• [What needs to be done]
Go through the listing and return every line with "hand" in it.

• [Data for the task]
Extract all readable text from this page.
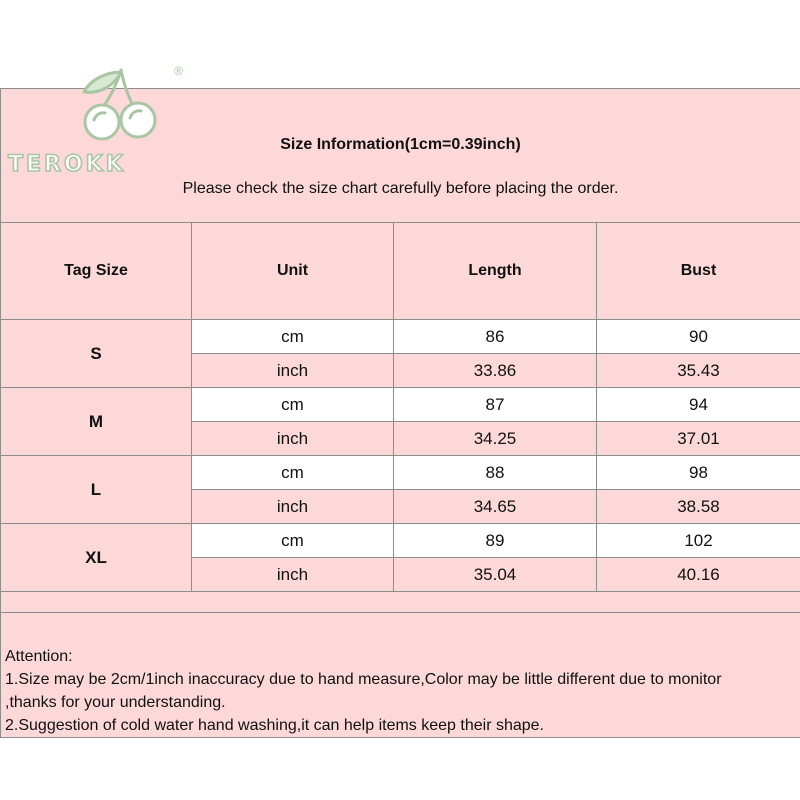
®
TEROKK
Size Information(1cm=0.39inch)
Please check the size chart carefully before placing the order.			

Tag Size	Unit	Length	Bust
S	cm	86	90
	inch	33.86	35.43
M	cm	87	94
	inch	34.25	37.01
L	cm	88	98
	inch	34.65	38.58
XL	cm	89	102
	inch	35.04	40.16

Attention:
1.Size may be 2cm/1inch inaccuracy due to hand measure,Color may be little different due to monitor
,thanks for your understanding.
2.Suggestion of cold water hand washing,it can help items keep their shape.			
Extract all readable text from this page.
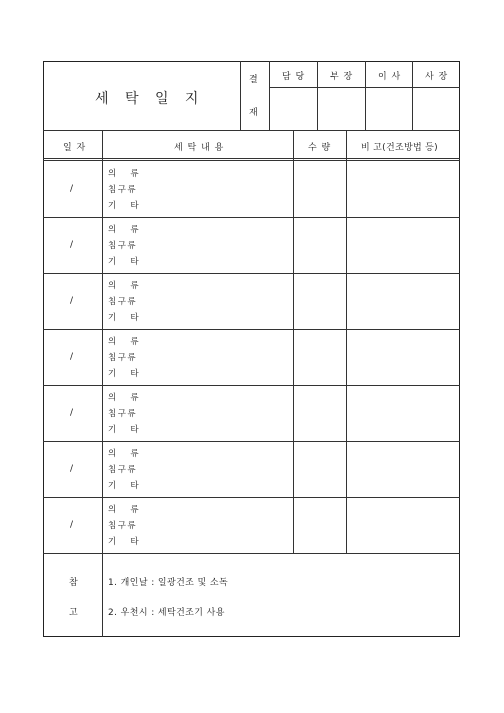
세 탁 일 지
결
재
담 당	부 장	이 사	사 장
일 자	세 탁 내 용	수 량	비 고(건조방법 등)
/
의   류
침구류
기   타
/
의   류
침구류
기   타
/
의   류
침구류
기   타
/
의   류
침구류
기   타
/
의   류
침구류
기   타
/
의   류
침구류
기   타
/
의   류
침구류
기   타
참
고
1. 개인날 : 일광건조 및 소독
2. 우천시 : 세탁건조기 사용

* * *

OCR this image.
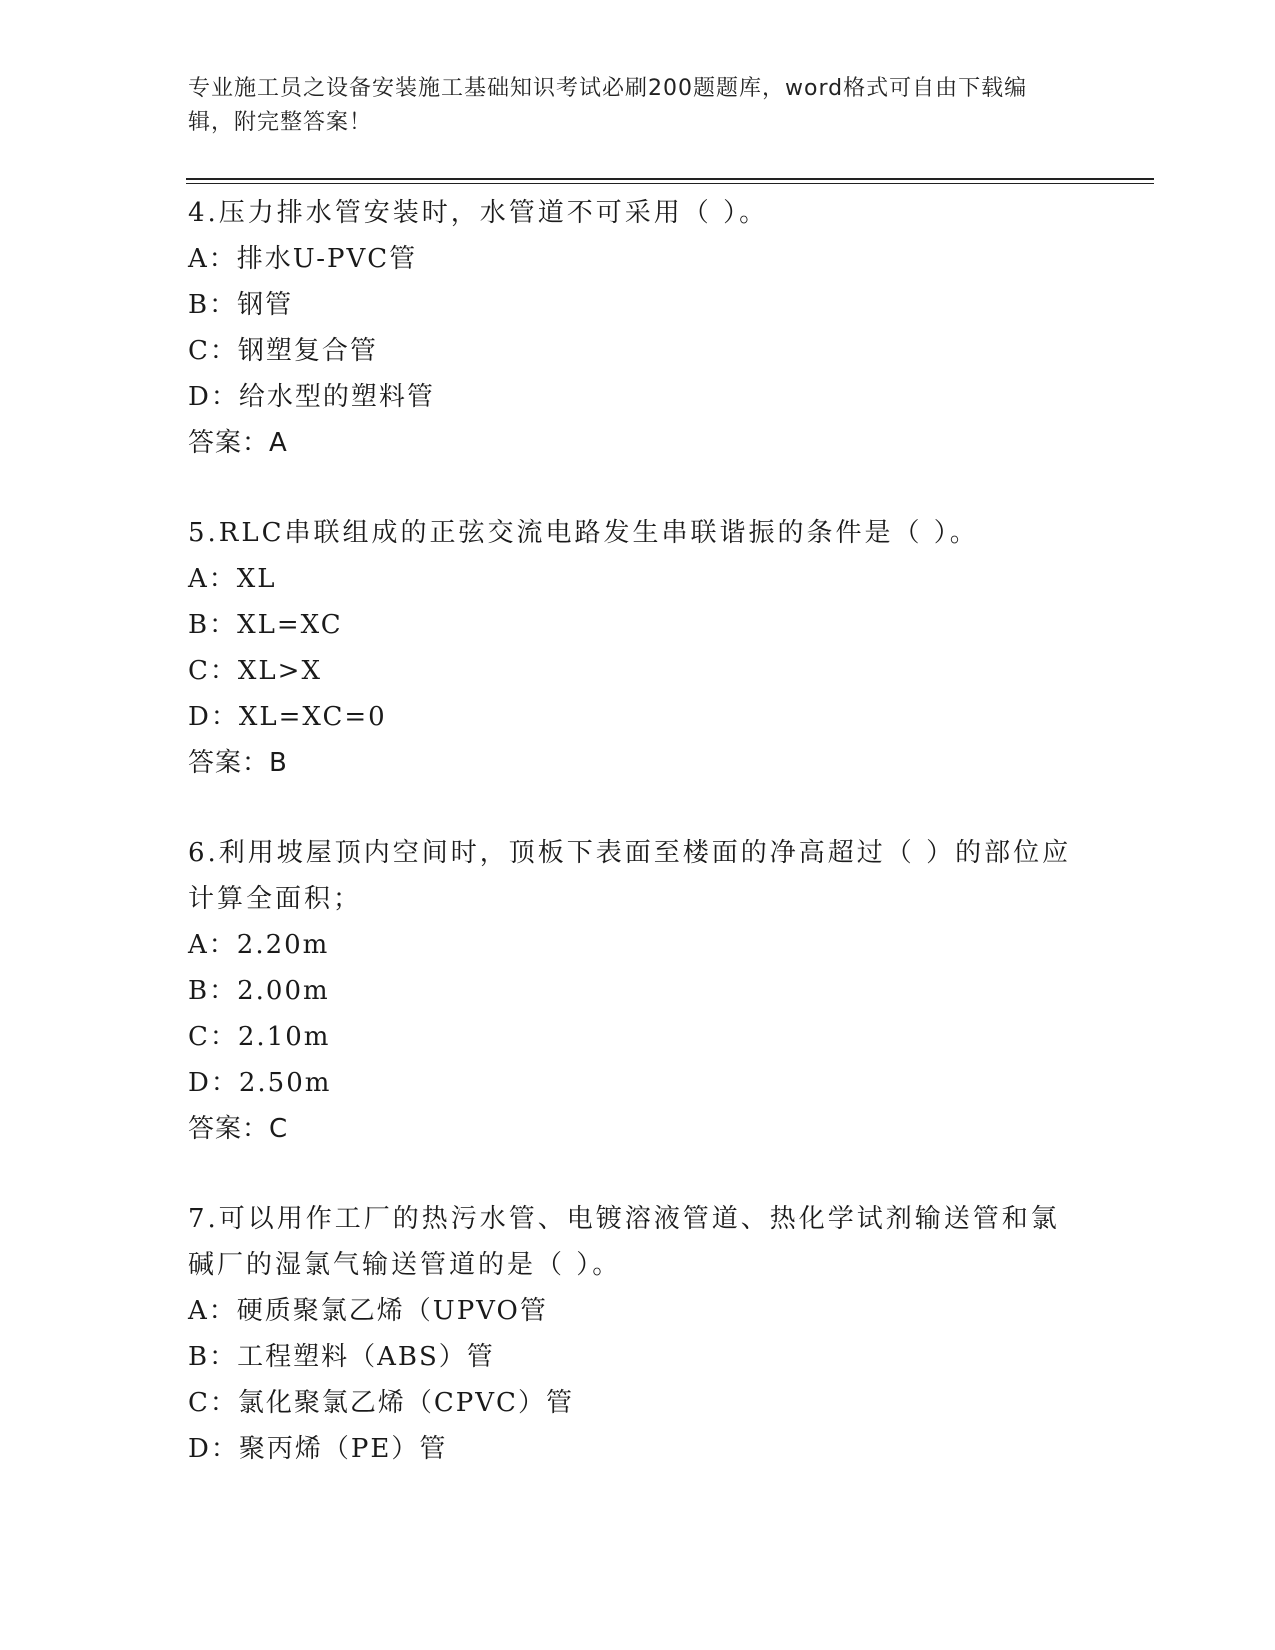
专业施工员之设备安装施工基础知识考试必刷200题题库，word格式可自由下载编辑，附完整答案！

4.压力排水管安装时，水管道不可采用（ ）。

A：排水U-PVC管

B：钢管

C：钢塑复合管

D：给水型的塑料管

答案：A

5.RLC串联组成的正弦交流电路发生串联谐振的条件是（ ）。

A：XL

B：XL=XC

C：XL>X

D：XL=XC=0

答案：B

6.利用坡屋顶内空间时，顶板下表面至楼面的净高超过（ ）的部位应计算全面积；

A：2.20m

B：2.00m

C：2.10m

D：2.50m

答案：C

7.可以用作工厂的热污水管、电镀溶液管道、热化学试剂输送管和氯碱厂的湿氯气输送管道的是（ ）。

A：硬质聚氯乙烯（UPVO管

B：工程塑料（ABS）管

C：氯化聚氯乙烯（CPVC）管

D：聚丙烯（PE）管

• [Output below]
1.Size may be 2cm/1inch inaccuracy due to hand measure,Color may be little different due to monitor
2.Suggestion of cold water hand washing,it can help items keep their shape.			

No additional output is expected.